**WHAT TO DO**:
From the material below, list every line containing "this".
__________________________________________________
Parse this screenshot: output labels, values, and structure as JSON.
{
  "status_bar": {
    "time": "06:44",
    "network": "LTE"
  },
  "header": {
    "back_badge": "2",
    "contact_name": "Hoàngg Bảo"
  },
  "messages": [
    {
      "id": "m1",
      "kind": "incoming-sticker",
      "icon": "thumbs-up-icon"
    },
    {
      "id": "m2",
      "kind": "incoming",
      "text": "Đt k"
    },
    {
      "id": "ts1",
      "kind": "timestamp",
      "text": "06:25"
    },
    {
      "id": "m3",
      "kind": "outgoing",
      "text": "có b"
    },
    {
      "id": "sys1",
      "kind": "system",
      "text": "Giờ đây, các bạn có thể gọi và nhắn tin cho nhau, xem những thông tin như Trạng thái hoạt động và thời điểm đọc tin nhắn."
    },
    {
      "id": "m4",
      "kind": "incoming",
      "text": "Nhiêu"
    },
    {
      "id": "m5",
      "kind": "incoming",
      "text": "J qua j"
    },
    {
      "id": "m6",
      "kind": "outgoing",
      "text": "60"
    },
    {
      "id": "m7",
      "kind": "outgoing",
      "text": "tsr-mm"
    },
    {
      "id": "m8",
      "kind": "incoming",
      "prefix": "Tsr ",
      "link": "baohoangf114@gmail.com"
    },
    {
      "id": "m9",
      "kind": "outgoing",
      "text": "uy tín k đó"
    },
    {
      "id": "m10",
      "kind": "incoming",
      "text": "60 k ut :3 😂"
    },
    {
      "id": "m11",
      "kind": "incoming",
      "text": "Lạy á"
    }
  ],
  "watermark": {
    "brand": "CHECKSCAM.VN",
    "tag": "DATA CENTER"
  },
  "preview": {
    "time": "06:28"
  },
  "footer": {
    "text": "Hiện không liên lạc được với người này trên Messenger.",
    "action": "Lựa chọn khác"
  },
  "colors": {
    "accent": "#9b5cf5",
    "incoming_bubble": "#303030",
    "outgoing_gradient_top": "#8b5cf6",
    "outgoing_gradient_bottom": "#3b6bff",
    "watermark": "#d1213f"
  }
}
__________________________________________________
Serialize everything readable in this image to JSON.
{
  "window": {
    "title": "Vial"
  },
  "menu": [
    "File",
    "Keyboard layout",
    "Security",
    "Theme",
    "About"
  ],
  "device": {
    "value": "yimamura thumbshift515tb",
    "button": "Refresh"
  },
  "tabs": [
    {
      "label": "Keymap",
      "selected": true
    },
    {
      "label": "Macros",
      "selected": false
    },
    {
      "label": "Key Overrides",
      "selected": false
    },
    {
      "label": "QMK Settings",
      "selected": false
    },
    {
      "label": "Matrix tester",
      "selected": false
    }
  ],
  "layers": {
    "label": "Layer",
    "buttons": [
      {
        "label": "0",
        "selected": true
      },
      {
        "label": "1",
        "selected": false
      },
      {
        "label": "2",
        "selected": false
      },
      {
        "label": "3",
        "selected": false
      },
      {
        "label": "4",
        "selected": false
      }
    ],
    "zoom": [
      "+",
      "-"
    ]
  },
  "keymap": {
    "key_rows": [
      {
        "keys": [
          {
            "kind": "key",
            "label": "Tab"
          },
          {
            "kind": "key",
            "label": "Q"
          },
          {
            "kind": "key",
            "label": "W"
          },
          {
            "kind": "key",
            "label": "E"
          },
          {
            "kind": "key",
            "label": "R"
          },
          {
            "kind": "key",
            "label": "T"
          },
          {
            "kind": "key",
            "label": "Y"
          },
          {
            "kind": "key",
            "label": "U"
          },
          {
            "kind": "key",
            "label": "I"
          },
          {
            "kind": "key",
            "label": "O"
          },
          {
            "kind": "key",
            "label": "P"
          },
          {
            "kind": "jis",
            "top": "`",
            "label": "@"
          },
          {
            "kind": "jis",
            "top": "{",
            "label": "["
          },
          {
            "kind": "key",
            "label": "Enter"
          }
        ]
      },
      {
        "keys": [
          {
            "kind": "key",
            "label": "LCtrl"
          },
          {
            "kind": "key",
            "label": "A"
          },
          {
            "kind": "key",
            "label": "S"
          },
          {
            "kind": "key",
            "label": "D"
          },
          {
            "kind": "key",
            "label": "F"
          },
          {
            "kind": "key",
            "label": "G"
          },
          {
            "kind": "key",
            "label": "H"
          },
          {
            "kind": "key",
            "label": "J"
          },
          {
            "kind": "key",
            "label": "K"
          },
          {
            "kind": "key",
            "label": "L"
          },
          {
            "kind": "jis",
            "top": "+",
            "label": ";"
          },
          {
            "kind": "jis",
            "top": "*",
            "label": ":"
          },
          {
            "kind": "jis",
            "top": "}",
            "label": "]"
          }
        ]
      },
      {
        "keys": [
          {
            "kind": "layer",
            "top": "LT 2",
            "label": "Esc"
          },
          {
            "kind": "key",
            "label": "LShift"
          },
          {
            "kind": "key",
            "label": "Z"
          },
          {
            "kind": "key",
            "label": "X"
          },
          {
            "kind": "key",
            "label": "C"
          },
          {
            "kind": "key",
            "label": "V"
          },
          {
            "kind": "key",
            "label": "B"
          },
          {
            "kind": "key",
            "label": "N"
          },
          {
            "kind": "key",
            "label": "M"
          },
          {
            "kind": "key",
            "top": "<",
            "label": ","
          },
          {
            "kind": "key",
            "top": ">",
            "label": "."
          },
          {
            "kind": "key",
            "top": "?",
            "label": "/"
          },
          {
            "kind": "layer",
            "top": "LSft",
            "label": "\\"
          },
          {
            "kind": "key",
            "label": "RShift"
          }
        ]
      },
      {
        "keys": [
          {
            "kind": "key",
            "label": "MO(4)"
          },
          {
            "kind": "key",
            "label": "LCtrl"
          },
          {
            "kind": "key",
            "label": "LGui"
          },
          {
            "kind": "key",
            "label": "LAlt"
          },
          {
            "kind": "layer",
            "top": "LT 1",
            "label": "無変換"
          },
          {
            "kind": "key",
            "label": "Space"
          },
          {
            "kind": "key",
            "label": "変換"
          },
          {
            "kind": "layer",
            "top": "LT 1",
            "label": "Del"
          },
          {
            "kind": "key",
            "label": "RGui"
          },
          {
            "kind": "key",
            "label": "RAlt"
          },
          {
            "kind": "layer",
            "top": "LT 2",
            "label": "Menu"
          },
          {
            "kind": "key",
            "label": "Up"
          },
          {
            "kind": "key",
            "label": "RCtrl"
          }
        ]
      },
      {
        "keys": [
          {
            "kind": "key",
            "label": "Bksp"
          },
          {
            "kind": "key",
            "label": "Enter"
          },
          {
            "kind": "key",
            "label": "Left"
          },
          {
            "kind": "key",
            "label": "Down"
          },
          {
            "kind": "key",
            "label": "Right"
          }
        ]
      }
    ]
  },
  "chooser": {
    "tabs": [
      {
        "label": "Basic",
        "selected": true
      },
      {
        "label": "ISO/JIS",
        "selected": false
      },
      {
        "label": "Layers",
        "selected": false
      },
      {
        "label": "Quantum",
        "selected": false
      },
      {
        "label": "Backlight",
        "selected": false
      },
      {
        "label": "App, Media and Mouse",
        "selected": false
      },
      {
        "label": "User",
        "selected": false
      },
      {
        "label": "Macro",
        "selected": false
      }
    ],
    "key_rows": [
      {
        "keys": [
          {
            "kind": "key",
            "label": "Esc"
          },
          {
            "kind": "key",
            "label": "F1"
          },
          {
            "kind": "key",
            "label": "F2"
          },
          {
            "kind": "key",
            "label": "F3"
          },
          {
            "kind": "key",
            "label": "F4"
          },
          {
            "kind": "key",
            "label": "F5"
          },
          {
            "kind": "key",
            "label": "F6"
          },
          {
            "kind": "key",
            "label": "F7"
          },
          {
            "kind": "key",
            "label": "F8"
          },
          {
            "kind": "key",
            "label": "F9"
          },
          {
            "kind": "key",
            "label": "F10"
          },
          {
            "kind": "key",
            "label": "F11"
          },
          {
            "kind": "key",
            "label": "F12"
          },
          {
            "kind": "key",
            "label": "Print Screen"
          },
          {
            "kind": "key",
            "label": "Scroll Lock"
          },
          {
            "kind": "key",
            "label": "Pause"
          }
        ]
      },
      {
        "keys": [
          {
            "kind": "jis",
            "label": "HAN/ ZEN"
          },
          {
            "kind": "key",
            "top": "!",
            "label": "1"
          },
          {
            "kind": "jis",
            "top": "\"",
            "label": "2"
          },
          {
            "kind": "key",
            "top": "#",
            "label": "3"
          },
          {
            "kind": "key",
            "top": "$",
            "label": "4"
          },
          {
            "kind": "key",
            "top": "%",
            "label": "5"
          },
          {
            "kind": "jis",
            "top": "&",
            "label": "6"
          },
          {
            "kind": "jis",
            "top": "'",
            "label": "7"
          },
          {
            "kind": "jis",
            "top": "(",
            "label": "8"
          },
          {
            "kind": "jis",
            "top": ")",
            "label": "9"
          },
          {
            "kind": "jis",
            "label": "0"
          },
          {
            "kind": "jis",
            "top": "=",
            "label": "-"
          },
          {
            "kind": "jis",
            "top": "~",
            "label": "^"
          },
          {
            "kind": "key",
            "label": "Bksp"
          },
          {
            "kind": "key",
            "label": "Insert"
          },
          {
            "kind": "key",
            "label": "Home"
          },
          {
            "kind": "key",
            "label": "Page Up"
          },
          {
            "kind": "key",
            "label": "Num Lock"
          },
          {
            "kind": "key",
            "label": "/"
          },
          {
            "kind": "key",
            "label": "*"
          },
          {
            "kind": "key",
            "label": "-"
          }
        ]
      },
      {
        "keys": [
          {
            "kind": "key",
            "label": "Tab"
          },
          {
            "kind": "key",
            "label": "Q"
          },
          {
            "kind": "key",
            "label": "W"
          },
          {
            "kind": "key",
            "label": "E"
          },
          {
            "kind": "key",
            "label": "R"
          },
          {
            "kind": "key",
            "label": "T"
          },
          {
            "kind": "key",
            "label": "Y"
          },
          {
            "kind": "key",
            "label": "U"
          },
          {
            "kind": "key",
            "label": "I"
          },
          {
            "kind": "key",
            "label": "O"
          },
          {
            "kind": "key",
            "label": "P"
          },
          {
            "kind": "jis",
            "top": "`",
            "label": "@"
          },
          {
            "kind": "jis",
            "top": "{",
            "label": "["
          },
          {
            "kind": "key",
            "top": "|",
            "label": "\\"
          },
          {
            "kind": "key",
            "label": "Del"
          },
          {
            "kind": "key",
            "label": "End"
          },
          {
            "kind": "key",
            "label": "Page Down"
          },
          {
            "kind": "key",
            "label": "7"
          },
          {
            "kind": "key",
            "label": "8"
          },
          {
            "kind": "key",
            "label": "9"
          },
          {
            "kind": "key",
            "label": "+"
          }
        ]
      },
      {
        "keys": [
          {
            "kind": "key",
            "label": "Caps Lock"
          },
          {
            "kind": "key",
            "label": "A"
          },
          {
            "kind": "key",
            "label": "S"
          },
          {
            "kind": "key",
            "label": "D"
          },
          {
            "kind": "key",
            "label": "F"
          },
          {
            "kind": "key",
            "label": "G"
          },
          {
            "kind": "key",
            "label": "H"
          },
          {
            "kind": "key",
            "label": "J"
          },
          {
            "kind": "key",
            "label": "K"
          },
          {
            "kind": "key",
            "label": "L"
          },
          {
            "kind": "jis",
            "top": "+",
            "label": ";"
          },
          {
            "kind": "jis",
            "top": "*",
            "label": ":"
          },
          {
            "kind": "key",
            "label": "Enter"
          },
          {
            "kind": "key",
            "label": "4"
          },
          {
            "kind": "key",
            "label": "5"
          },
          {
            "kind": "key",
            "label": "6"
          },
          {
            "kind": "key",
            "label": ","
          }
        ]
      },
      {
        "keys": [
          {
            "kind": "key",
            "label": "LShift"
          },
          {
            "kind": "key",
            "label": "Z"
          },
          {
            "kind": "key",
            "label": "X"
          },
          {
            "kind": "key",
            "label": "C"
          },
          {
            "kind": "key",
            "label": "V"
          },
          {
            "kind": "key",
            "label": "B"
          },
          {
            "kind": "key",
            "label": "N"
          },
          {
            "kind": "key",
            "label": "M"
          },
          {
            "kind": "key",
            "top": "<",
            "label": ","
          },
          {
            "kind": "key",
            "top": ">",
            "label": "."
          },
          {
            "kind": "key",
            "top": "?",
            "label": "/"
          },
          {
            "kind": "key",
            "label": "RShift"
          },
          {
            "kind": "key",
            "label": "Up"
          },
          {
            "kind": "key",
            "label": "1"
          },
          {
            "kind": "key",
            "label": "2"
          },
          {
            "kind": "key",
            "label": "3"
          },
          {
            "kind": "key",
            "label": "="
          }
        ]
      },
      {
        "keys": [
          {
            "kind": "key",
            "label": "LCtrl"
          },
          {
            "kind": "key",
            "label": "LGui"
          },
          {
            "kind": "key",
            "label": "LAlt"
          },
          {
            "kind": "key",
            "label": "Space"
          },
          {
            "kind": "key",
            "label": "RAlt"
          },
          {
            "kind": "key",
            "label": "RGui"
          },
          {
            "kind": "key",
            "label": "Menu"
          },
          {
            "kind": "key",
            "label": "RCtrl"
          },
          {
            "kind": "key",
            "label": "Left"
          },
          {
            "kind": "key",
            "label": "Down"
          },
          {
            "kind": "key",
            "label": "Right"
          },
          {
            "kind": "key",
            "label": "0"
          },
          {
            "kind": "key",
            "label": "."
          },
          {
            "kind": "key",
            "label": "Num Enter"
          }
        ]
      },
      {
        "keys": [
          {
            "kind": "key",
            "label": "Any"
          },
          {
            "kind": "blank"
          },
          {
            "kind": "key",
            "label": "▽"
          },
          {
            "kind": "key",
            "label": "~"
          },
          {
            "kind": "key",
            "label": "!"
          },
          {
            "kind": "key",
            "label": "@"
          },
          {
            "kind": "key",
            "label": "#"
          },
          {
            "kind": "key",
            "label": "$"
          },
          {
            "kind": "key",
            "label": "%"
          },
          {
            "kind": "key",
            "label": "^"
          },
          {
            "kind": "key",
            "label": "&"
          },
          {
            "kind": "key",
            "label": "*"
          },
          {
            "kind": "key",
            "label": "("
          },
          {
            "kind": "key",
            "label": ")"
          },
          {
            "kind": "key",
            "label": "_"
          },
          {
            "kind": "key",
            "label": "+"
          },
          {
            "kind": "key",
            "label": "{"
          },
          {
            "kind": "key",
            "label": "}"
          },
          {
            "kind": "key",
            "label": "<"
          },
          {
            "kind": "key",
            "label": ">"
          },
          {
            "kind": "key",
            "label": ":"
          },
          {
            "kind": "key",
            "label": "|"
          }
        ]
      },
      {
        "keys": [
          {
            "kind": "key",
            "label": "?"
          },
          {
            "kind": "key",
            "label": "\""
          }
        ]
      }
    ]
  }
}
__________________________________________________
**ANSWER TO THE PROBLEM**:
Parse this screenshot: output labels, values, and structure as JSON.
Serialize everything readable in this image to JSON.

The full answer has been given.